Dataset excerpt
******************************
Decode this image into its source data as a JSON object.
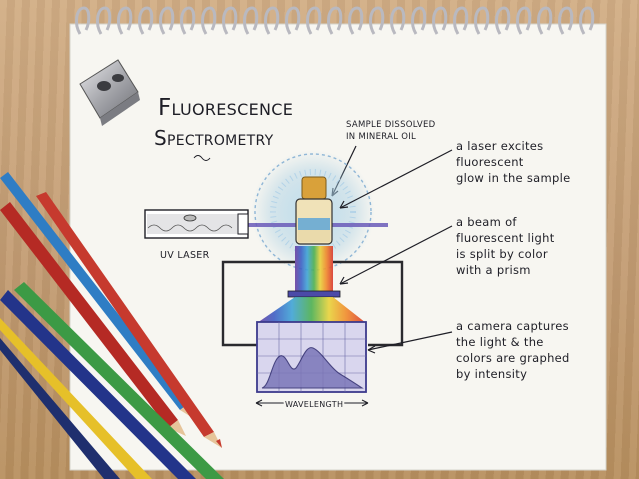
{
  "title": {
    "line1": "Fluorescence",
    "line2": "Spectrometry"
  },
  "labels": {
    "sample": [
      "SAMPLE DISSOLVED",
      "IN MINERAL OIL"
    ],
    "uv_laser": "UV LASER",
    "wavelength": "WAVELENGTH"
  },
  "annotations": [
    {
      "lines": [
        "a laser excites",
        "fluorescent",
        "glow in the sample"
      ]
    },
    {
      "lines": [
        "a beam of",
        "fluorescent light",
        "is split by color",
        "with a prism"
      ]
    },
    {
      "lines": [
        "a camera captures",
        "the light & the",
        "colors are graphed",
        "by intensity"
      ]
    }
  ],
  "colors": {
    "paper": "#f7f6f1",
    "spiral": "#c9c9cf",
    "ink": "#1e1e26",
    "laser_beam": "#6a5bb8",
    "glow": "#9cc8e0",
    "cap": "#d9a13a",
    "rainbow": [
      "#6b3fa0",
      "#3d5fc4",
      "#3fa3d6",
      "#4caf50",
      "#e8d23a",
      "#f08a2a",
      "#d8352c"
    ]
  },
  "objects": {
    "sharpener": "metal-pencil-sharpener",
    "pencils": [
      "blue-pencil",
      "red-pencil",
      "red-pencil",
      "green-pencil",
      "dark-blue-pencil",
      "yellow-pencil"
    ]
  }
}
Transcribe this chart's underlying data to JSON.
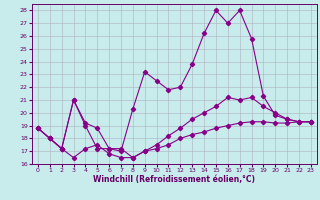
******************************
Task directions: Quote every entry exactly, with the pictures omitted.

Response:
Decode this image into its source data as a JSON object.
{
  "title": {
    "line1": "Fluorescence",
    "line2": "Spectrometry"
  },
  "labels": {
    "sample": [
      "SAMPLE DISSOLVED",
      "IN MINERAL OIL"
    ],
    "uv_laser": "UV LASER",
    "wavelength": "WAVELENGTH"
  },
  "annotations": [
    {
      "lines": [
        "a laser excites",
        "fluorescent",
        "glow in the sample"
      ]
    },
    {
      "lines": [
        "a beam of",
        "fluorescent light",
        "is split by color",
        "with a prism"
      ]
    },
    {
      "lines": [
        "a camera captures",
        "the light & the",
        "colors are graphed",
        "by intensity"
      ]
    }
  ],
  "colors": {
    "paper": "#f7f6f1",
    "spiral": "#c9c9cf",
    "ink": "#1e1e26",
    "laser_beam": "#6a5bb8",
    "glow": "#9cc8e0",
    "cap": "#d9a13a",
    "rainbow": [
      "#6b3fa0",
      "#3d5fc4",
      "#3fa3d6",
      "#4caf50",
      "#e8d23a",
      "#f08a2a",
      "#d8352c"
    ]
  },
  "objects": {
    "sharpener": "metal-pencil-sharpener",
    "pencils": [
      "blue-pencil",
      "red-pencil",
      "red-pencil",
      "green-pencil",
      "dark-blue-pencil",
      "yellow-pencil"
    ]
  }
}
Transcribe this chart's underlying data to JSON.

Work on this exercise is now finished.